───── DATASET RECORDS
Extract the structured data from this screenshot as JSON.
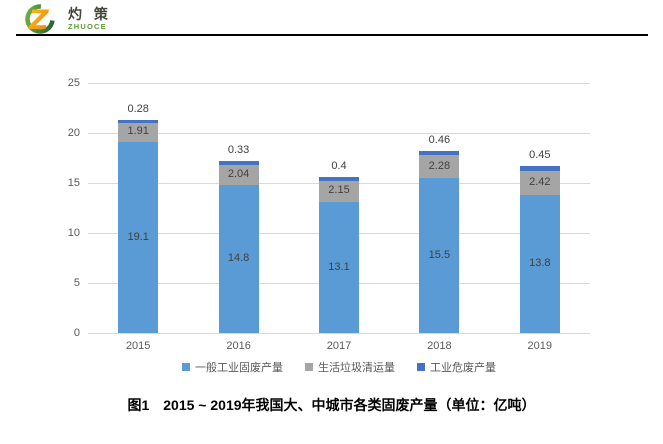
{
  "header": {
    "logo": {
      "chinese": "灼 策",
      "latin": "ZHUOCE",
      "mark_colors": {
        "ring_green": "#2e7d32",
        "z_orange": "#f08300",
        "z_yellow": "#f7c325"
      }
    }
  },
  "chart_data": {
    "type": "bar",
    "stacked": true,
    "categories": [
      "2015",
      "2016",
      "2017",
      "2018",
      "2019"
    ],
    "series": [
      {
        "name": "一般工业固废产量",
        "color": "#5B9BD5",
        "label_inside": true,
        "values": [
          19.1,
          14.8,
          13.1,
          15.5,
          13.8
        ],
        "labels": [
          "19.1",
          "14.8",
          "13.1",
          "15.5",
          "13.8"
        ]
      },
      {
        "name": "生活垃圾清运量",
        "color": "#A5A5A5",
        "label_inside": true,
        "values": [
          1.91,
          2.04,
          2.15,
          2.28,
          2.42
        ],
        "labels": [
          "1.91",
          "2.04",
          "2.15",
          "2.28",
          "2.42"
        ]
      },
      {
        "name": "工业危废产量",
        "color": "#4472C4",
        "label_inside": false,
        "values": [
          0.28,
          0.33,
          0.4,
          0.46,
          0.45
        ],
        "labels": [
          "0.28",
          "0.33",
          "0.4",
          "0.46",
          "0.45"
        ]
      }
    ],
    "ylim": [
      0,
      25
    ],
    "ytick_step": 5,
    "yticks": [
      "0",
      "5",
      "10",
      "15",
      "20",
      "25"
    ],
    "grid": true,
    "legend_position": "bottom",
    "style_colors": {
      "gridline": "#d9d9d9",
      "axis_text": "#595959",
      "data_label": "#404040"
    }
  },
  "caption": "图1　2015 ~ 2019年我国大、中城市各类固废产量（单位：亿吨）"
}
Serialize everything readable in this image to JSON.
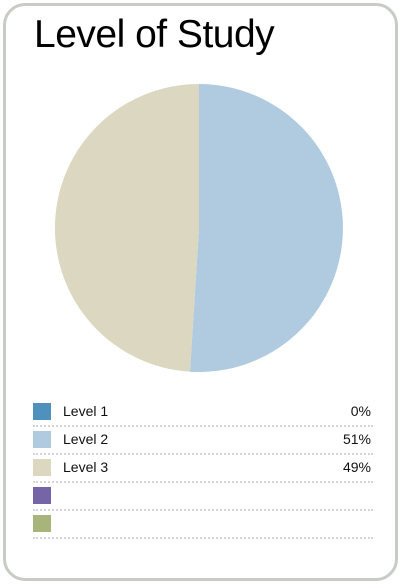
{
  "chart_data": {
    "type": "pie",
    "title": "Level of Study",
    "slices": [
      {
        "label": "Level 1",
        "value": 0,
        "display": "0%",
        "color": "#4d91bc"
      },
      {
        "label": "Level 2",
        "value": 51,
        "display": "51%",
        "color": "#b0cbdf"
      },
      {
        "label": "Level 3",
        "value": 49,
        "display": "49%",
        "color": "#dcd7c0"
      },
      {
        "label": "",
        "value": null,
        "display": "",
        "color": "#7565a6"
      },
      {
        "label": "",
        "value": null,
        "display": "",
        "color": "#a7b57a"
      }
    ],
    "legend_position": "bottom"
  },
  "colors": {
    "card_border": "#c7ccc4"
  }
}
──────────
SHORT EXERCISE: Take the listing above and restate it word for word, without its pictures.

COMPLETED TASK:
Extract the structured data from this screenshot as JSON.
{
  "header": {
    "logo": {
      "chinese": "灼 策",
      "latin": "ZHUOCE",
      "mark_colors": {
        "ring_green": "#2e7d32",
        "z_orange": "#f08300",
        "z_yellow": "#f7c325"
      }
    }
  },
  "chart_data": {
    "type": "bar",
    "stacked": true,
    "categories": [
      "2015",
      "2016",
      "2017",
      "2018",
      "2019"
    ],
    "series": [
      {
        "name": "一般工业固废产量",
        "color": "#5B9BD5",
        "label_inside": true,
        "values": [
          19.1,
          14.8,
          13.1,
          15.5,
          13.8
        ],
        "labels": [
          "19.1",
          "14.8",
          "13.1",
          "15.5",
          "13.8"
        ]
      },
      {
        "name": "生活垃圾清运量",
        "color": "#A5A5A5",
        "label_inside": true,
        "values": [
          1.91,
          2.04,
          2.15,
          2.28,
          2.42
        ],
        "labels": [
          "1.91",
          "2.04",
          "2.15",
          "2.28",
          "2.42"
        ]
      },
      {
        "name": "工业危废产量",
        "color": "#4472C4",
        "label_inside": false,
        "values": [
          0.28,
          0.33,
          0.4,
          0.46,
          0.45
        ],
        "labels": [
          "0.28",
          "0.33",
          "0.4",
          "0.46",
          "0.45"
        ]
      }
    ],
    "ylim": [
      0,
      25
    ],
    "ytick_step": 5,
    "yticks": [
      "0",
      "5",
      "10",
      "15",
      "20",
      "25"
    ],
    "grid": true,
    "legend_position": "bottom",
    "style_colors": {
      "gridline": "#d9d9d9",
      "axis_text": "#595959",
      "data_label": "#404040"
    }
  },
  "caption": "图1　2015 ~ 2019年我国大、中城市各类固废产量（单位：亿吨）"
}
Serialize everything readable in this image to JSON.
{
  "chart_data": {
    "type": "pie",
    "title": "Level of Study",
    "slices": [
      {
        "label": "Level 1",
        "value": 0,
        "display": "0%",
        "color": "#4d91bc"
      },
      {
        "label": "Level 2",
        "value": 51,
        "display": "51%",
        "color": "#b0cbdf"
      },
      {
        "label": "Level 3",
        "value": 49,
        "display": "49%",
        "color": "#dcd7c0"
      },
      {
        "label": "",
        "value": null,
        "display": "",
        "color": "#7565a6"
      },
      {
        "label": "",
        "value": null,
        "display": "",
        "color": "#a7b57a"
      }
    ],
    "legend_position": "bottom"
  },
  "colors": {
    "card_border": "#c7ccc4"
  }
}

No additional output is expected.